▶ [Exercise details]: Copy word for word the stretch of data from the start through the line containing "table-header-year: 2024 <box>1073".

# # # # #

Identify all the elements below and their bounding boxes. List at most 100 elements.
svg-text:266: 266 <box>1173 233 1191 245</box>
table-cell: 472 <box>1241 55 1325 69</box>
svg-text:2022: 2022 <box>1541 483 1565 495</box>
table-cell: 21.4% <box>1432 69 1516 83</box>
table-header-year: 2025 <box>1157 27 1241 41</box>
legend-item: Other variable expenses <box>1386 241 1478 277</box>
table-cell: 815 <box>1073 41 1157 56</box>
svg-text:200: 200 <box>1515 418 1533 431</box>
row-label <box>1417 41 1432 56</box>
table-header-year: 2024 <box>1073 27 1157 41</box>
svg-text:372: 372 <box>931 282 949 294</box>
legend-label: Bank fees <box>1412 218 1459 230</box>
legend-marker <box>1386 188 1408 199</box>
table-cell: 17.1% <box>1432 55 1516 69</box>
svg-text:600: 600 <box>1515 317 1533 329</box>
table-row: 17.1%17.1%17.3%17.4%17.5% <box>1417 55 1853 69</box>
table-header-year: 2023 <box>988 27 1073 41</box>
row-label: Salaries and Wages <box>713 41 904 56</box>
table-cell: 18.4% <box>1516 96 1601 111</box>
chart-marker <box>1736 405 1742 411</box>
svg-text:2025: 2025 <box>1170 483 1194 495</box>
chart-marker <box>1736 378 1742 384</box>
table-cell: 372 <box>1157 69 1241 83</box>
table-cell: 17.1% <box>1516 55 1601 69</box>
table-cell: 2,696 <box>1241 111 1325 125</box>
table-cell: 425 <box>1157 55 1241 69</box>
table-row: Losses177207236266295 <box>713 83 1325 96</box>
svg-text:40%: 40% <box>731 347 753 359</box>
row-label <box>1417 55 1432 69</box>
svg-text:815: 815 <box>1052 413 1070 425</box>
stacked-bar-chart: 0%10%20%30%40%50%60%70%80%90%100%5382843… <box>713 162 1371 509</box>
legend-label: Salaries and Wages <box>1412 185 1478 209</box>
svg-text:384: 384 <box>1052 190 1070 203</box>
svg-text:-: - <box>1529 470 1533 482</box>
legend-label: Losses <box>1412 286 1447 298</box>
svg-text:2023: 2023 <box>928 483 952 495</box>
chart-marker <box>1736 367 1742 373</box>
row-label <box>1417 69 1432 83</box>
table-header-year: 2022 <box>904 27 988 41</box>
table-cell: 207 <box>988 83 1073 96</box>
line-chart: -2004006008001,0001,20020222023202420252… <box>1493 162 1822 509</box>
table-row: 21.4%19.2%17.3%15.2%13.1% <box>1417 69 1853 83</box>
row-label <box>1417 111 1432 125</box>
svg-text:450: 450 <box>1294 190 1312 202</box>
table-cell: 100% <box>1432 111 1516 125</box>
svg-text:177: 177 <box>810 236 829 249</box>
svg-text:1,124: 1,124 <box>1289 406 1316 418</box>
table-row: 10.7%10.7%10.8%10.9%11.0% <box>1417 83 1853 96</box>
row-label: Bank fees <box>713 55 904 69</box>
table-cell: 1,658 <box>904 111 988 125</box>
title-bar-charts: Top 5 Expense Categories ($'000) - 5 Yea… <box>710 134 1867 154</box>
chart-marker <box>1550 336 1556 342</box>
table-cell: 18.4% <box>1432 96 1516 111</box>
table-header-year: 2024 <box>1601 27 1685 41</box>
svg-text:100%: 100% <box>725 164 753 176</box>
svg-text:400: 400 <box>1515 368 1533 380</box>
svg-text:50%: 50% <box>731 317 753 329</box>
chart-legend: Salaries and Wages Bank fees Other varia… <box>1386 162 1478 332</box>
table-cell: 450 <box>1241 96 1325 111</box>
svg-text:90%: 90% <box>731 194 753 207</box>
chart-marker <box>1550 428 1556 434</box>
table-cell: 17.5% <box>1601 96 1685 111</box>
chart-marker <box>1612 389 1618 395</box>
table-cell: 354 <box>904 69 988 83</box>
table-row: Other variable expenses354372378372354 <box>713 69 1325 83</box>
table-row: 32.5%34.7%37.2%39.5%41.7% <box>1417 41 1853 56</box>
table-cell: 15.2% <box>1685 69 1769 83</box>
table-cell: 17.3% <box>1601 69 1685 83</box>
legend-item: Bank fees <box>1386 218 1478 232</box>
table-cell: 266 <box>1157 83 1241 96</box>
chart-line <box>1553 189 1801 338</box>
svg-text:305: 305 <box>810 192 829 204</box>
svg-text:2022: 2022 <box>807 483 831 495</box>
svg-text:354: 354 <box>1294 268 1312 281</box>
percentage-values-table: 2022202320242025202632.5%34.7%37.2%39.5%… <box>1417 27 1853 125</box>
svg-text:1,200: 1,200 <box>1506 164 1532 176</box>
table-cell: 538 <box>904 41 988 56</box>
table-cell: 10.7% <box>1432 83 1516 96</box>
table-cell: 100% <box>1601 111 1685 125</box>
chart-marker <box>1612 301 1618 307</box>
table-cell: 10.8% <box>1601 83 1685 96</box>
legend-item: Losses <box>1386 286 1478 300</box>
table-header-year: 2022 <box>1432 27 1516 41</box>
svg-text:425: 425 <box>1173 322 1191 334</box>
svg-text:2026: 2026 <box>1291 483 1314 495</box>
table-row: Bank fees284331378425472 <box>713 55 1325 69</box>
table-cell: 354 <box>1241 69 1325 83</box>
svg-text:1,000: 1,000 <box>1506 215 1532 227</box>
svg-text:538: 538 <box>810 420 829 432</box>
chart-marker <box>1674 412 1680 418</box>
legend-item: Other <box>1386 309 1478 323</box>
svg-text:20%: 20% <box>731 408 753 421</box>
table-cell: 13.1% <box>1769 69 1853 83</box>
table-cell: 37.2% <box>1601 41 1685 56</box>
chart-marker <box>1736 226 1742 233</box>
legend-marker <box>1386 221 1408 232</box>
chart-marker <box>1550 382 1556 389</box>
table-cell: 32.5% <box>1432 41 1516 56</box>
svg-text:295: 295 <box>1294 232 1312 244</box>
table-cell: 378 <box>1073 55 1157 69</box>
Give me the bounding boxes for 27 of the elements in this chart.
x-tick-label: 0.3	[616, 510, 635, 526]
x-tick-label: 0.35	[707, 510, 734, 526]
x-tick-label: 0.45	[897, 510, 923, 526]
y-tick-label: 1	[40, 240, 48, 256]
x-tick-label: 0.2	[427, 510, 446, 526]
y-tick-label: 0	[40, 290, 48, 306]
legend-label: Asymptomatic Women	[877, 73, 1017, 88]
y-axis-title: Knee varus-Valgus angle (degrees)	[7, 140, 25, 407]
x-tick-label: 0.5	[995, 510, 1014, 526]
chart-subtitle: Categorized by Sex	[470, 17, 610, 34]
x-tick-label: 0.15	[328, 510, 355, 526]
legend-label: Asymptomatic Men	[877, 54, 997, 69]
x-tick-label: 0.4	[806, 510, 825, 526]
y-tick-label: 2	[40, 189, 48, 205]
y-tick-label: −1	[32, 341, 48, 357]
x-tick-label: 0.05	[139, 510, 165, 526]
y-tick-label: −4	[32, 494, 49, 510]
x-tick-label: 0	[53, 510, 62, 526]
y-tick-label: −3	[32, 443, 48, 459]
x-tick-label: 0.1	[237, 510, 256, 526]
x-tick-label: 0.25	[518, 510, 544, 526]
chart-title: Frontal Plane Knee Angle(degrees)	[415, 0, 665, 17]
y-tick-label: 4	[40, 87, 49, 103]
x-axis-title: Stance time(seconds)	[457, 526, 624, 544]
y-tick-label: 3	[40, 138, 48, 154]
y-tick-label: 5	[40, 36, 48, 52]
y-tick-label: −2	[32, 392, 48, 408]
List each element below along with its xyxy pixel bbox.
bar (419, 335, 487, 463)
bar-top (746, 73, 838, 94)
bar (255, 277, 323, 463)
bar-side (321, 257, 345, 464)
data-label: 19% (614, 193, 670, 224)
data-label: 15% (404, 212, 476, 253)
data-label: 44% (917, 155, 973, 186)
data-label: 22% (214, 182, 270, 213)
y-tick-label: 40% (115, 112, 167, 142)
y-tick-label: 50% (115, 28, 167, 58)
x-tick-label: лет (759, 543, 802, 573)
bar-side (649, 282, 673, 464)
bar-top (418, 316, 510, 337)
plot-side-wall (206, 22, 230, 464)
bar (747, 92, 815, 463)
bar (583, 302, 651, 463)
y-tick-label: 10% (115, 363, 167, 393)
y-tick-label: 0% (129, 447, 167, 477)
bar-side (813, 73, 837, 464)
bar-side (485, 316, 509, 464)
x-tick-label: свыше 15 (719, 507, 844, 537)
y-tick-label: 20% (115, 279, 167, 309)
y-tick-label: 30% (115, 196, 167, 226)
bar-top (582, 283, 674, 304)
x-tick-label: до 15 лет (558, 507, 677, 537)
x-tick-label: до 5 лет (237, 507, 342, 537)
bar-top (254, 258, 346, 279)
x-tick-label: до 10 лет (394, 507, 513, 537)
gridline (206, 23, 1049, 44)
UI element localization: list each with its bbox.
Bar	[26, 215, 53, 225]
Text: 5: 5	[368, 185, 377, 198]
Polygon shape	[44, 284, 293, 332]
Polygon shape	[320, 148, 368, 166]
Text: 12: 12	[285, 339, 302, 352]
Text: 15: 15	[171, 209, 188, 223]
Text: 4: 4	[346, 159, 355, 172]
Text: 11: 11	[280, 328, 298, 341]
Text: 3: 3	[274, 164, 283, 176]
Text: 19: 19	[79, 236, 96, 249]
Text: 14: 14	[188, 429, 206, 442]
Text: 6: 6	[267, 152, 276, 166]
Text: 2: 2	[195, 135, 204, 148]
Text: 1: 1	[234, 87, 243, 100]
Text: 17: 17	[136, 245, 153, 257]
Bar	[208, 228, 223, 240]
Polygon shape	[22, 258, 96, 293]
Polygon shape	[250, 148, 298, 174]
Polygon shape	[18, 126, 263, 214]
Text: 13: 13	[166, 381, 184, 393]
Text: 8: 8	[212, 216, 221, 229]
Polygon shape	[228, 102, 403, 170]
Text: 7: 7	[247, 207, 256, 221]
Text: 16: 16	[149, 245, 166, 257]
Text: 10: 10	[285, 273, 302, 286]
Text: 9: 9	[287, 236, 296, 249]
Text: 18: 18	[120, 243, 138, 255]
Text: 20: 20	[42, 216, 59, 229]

# # # # #

▶ [The solution]:
Identify all the elements below and their bounding boxes. List at most 100 elements.
svg-text:266: 266 <box>1173 233 1191 245</box>
table-cell: 472 <box>1241 55 1325 69</box>
svg-text:2022: 2022 <box>1541 483 1565 495</box>
table-cell: 21.4% <box>1432 69 1516 83</box>
table-header-year: 2025 <box>1157 27 1241 41</box>
legend-item: Other variable expenses <box>1386 241 1478 277</box>
table-cell: 815 <box>1073 41 1157 56</box>
svg-text:200: 200 <box>1515 418 1533 431</box>
row-label <box>1417 41 1432 56</box>
table-header-year: 2024 <box>1073 27 1157 41</box>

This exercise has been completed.